_Directions for this task_
Only the number is wanted: count the lines that contain "ylabel".

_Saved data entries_
▶

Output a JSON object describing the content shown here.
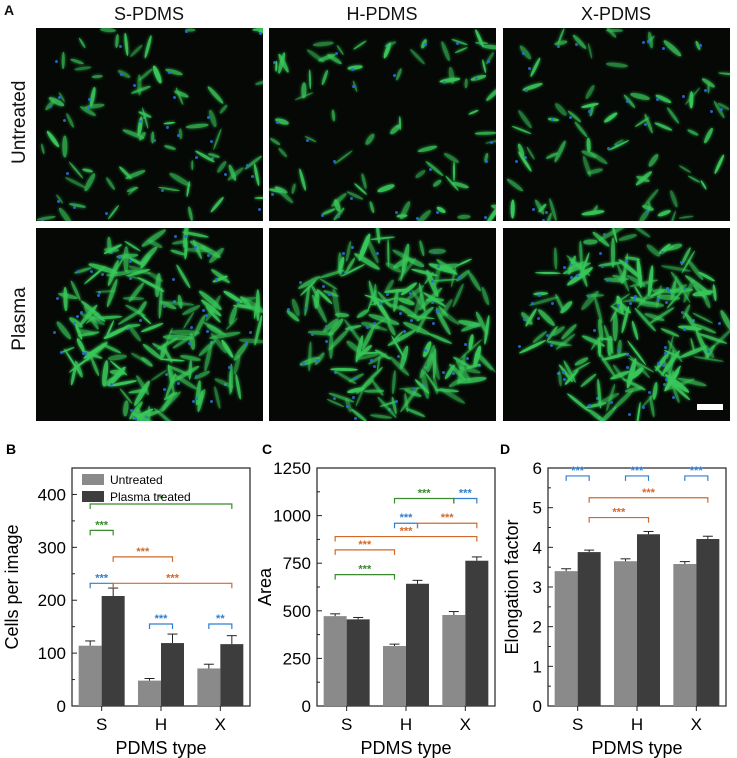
{
  "figure": {
    "panel_a_letter": "A",
    "columns": [
      "S-PDMS",
      "H-PDMS",
      "X-PDMS"
    ],
    "rows": [
      "Untreated",
      "Plasma"
    ],
    "colors": {
      "untreated_bar": "#8a8a8a",
      "plasma_bar": "#3d3d3d",
      "green_sig": "#3a8a2e",
      "blue_sig": "#2f7fd0",
      "orange_sig": "#d2692a",
      "cell_green": "#39c85a",
      "nuclei_blue": "#2a6bd8"
    }
  },
  "chart_data": [
    {
      "panel": "B",
      "type": "bar",
      "categories": [
        "S",
        "H",
        "X"
      ],
      "xlabel": "PDMS type",
      "ylabel": "Cells per image",
      "ylim": [
        0,
        450
      ],
      "yticks": [
        0,
        100,
        200,
        300,
        400
      ],
      "legend": {
        "placement": "top-left",
        "entries": [
          "Untreated",
          "Plasma treated"
        ]
      },
      "series": [
        {
          "name": "Untreated",
          "values": [
            114,
            48,
            71
          ],
          "errors": [
            9,
            4,
            8
          ]
        },
        {
          "name": "Plasma treated",
          "values": [
            208,
            119,
            117
          ],
          "errors": [
            15,
            17,
            16
          ]
        }
      ],
      "brackets": [
        {
          "from": [
            0,
            0
          ],
          "to": [
            0,
            1
          ],
          "level": 232,
          "label": "***",
          "color": "blue"
        },
        {
          "from": [
            1,
            0
          ],
          "to": [
            1,
            1
          ],
          "level": 155,
          "label": "***",
          "color": "blue"
        },
        {
          "from": [
            2,
            0
          ],
          "to": [
            2,
            1
          ],
          "level": 155,
          "label": "**",
          "color": "blue"
        },
        {
          "from": [
            0,
            1
          ],
          "to": [
            2,
            1
          ],
          "level": 232,
          "label": "***",
          "color": "orange"
        },
        {
          "from": [
            0,
            1
          ],
          "to": [
            1,
            1
          ],
          "level": 282,
          "label": "***",
          "color": "orange"
        },
        {
          "from": [
            0,
            0
          ],
          "to": [
            0,
            1
          ],
          "level": 332,
          "label": "***",
          "color": "green"
        },
        {
          "from": [
            0,
            0
          ],
          "to": [
            2,
            1
          ],
          "level": 382,
          "label": "*",
          "color": "green"
        }
      ]
    },
    {
      "panel": "C",
      "type": "bar",
      "categories": [
        "S",
        "H",
        "X"
      ],
      "xlabel": "PDMS type",
      "ylabel": "Area",
      "ylim": [
        0,
        1250
      ],
      "yticks": [
        0,
        250,
        500,
        750,
        1000,
        1250
      ],
      "series": [
        {
          "name": "Untreated",
          "values": [
            472,
            315,
            478
          ],
          "errors": [
            12,
            10,
            18
          ]
        },
        {
          "name": "Plasma treated",
          "values": [
            455,
            642,
            763
          ],
          "errors": [
            10,
            18,
            20
          ]
        }
      ],
      "brackets": [
        {
          "from": [
            1,
            0
          ],
          "to": [
            1,
            1
          ],
          "level": 960,
          "label": "***",
          "color": "blue"
        },
        {
          "from": [
            2,
            0
          ],
          "to": [
            2,
            1
          ],
          "level": 1090,
          "label": "***",
          "color": "blue"
        },
        {
          "from": [
            1,
            1
          ],
          "to": [
            2,
            1
          ],
          "level": 960,
          "label": "***",
          "color": "orange"
        },
        {
          "from": [
            0,
            0
          ],
          "to": [
            1,
            0
          ],
          "level": 820,
          "label": "***",
          "color": "orange"
        },
        {
          "from": [
            0,
            0
          ],
          "to": [
            2,
            1
          ],
          "level": 890,
          "label": "***",
          "color": "orange"
        },
        {
          "from": [
            0,
            0
          ],
          "to": [
            1,
            0
          ],
          "level": 690,
          "label": "***",
          "color": "green"
        },
        {
          "from": [
            1,
            0
          ],
          "to": [
            2,
            0
          ],
          "level": 1090,
          "label": "***",
          "color": "green"
        }
      ]
    },
    {
      "panel": "D",
      "type": "bar",
      "categories": [
        "S",
        "H",
        "X"
      ],
      "xlabel": "PDMS type",
      "ylabel": "Elongation factor",
      "ylim": [
        0,
        6
      ],
      "yticks": [
        0,
        1,
        2,
        3,
        4,
        5,
        6
      ],
      "series": [
        {
          "name": "Untreated",
          "values": [
            3.4,
            3.65,
            3.58
          ],
          "errors": [
            0.06,
            0.06,
            0.06
          ]
        },
        {
          "name": "Plasma treated",
          "values": [
            3.88,
            4.33,
            4.21
          ],
          "errors": [
            0.05,
            0.07,
            0.07
          ]
        }
      ],
      "brackets": [
        {
          "from": [
            0,
            0
          ],
          "to": [
            0,
            1
          ],
          "level": 5.8,
          "label": "***",
          "color": "blue"
        },
        {
          "from": [
            1,
            0
          ],
          "to": [
            1,
            1
          ],
          "level": 5.8,
          "label": "***",
          "color": "blue"
        },
        {
          "from": [
            2,
            0
          ],
          "to": [
            2,
            1
          ],
          "level": 5.8,
          "label": "***",
          "color": "blue"
        },
        {
          "from": [
            0,
            1
          ],
          "to": [
            1,
            1
          ],
          "level": 4.75,
          "label": "***",
          "color": "orange"
        },
        {
          "from": [
            0,
            1
          ],
          "to": [
            2,
            1
          ],
          "level": 5.25,
          "label": "***",
          "color": "orange"
        }
      ]
    }
  ]
}
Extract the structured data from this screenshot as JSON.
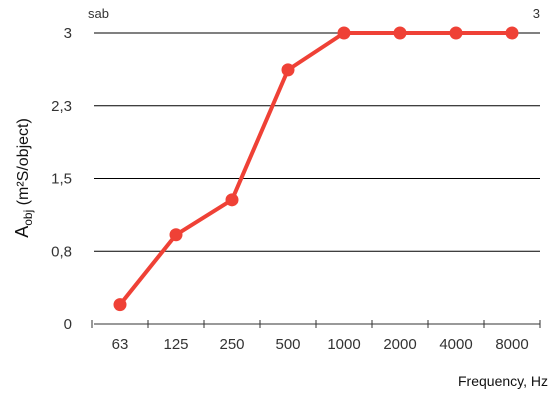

◀

_Task output_
3